Go through the entries below and pick out every line with "name".

'''

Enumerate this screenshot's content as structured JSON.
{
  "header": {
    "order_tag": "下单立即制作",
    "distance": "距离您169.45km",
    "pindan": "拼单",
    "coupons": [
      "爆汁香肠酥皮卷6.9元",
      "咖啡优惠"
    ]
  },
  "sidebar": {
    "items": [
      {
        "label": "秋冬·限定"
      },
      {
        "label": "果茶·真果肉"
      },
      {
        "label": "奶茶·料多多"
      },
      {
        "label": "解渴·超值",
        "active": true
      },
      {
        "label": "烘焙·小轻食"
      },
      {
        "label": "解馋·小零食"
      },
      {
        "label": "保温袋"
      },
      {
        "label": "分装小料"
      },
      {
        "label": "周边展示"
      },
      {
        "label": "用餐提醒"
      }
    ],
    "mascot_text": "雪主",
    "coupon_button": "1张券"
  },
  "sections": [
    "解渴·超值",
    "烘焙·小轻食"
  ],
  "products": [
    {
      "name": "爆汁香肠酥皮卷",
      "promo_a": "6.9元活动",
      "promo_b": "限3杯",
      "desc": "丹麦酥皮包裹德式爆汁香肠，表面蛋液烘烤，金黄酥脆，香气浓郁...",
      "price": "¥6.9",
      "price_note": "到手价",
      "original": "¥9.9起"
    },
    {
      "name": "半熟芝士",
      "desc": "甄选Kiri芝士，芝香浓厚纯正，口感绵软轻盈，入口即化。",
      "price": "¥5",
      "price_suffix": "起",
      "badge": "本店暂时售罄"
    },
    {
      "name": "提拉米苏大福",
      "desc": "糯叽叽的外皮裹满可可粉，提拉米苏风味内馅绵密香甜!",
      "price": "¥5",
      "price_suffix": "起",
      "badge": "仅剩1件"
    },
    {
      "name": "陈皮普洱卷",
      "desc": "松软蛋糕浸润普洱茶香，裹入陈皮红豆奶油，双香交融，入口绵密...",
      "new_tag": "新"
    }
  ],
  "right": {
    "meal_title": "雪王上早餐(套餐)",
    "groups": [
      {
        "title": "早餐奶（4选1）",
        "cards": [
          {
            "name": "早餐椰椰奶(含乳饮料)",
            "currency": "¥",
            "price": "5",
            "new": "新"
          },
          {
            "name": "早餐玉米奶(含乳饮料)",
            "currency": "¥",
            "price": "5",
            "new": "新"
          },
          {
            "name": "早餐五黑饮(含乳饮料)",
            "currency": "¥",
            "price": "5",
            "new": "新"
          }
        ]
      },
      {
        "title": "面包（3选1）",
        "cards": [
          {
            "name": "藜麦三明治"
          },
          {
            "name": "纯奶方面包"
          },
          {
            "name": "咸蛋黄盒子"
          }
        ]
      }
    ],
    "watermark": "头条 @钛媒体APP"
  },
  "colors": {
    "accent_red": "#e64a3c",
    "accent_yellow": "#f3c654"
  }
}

'''
'''

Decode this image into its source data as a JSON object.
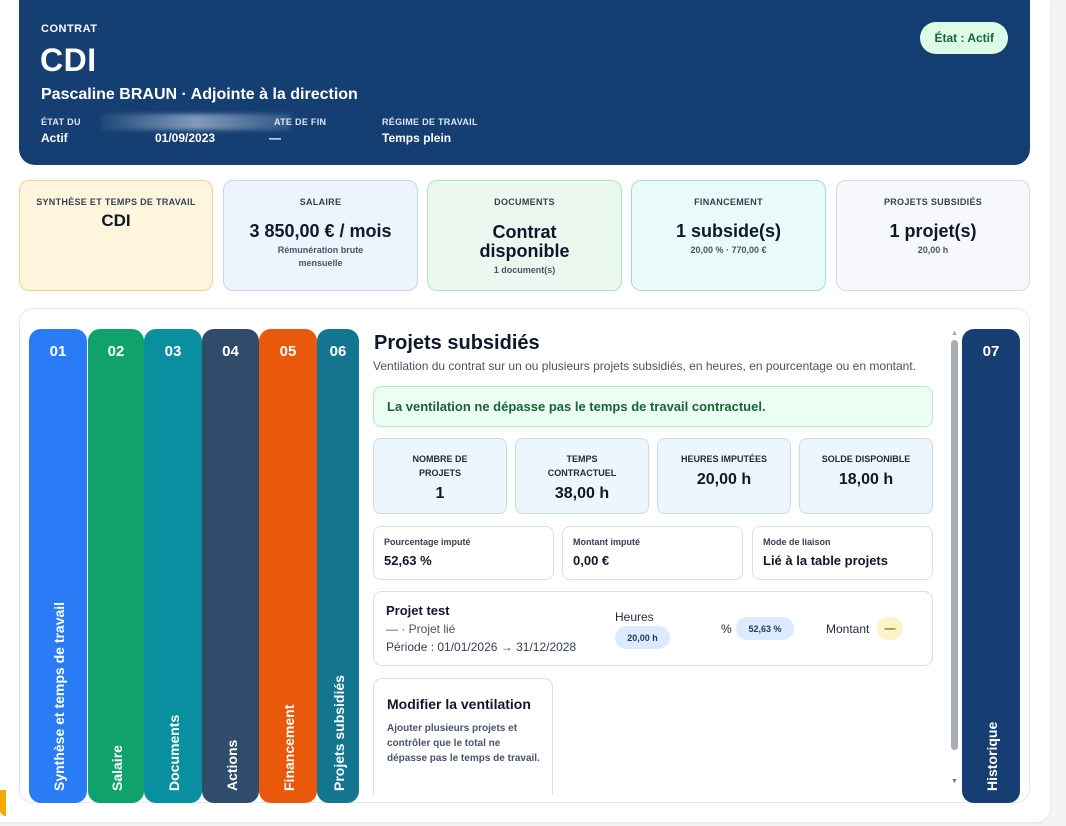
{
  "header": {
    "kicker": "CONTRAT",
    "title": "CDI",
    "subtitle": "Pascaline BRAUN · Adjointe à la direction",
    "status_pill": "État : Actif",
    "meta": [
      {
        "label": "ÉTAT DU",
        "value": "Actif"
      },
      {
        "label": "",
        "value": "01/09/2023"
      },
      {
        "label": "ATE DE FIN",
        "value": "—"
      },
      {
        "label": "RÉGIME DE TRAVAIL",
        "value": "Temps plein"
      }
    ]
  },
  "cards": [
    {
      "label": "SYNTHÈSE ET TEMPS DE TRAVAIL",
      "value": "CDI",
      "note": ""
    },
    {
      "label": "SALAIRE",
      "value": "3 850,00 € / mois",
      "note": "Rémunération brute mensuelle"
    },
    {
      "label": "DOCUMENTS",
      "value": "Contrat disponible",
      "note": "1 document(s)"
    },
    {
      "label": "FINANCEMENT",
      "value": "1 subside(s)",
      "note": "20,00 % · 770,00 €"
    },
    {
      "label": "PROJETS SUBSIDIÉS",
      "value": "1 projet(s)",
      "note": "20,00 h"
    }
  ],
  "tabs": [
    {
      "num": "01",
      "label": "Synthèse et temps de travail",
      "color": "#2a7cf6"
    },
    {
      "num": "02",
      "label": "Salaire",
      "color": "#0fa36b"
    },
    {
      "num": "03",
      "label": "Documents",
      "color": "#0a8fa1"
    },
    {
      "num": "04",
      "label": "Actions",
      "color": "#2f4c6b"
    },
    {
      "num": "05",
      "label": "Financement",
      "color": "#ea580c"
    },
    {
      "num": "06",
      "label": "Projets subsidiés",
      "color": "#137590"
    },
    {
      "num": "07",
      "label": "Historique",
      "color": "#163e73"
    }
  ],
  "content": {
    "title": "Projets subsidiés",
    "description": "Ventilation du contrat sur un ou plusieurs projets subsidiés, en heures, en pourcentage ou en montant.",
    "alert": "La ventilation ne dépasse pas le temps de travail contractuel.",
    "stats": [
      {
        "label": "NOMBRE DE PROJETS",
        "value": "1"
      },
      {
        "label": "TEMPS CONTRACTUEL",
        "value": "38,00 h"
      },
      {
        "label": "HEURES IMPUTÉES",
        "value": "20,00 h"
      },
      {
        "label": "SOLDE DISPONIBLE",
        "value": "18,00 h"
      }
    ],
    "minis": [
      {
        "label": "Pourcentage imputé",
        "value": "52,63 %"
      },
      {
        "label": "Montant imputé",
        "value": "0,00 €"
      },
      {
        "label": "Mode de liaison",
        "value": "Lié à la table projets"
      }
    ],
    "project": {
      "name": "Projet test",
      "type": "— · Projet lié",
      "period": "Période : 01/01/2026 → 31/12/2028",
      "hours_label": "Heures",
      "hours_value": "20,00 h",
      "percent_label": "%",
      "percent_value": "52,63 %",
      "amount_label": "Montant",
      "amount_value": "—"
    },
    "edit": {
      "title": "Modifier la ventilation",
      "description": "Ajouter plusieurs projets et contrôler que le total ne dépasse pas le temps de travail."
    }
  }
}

'''
'''

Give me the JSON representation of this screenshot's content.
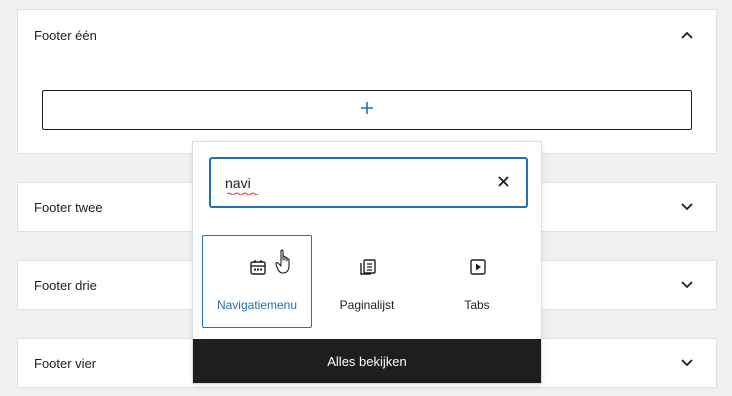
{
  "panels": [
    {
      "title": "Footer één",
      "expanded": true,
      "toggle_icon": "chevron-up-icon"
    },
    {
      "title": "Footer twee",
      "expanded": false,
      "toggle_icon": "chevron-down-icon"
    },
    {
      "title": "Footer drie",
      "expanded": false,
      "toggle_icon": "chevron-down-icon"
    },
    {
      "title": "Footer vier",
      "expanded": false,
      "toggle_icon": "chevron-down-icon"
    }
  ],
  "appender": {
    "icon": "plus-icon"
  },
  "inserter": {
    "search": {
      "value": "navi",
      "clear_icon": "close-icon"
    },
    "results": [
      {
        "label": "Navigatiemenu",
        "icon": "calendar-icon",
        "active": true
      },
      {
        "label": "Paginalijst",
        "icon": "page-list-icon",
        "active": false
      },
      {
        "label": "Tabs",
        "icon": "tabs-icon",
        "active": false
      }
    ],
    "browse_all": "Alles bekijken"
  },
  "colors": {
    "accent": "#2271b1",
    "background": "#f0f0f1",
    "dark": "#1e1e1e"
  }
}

'''

> **REPLY**:
      "name": "爆汁香肠酥皮卷",
      "name": "半熟芝士",
      "name": "提拉米苏大福",
      "name": "陈皮普洱卷",
            "name": "早餐椰椰奶(含乳饮料)",
            "name": "早餐玉米奶(含乳饮料)",
            "name": "早餐五黑饮(含乳饮料)",
            "name": "藜麦三明治"
            "name": "纯奶方面包"
            "name": "咸蛋黄盒子"
      "name": "Projet test",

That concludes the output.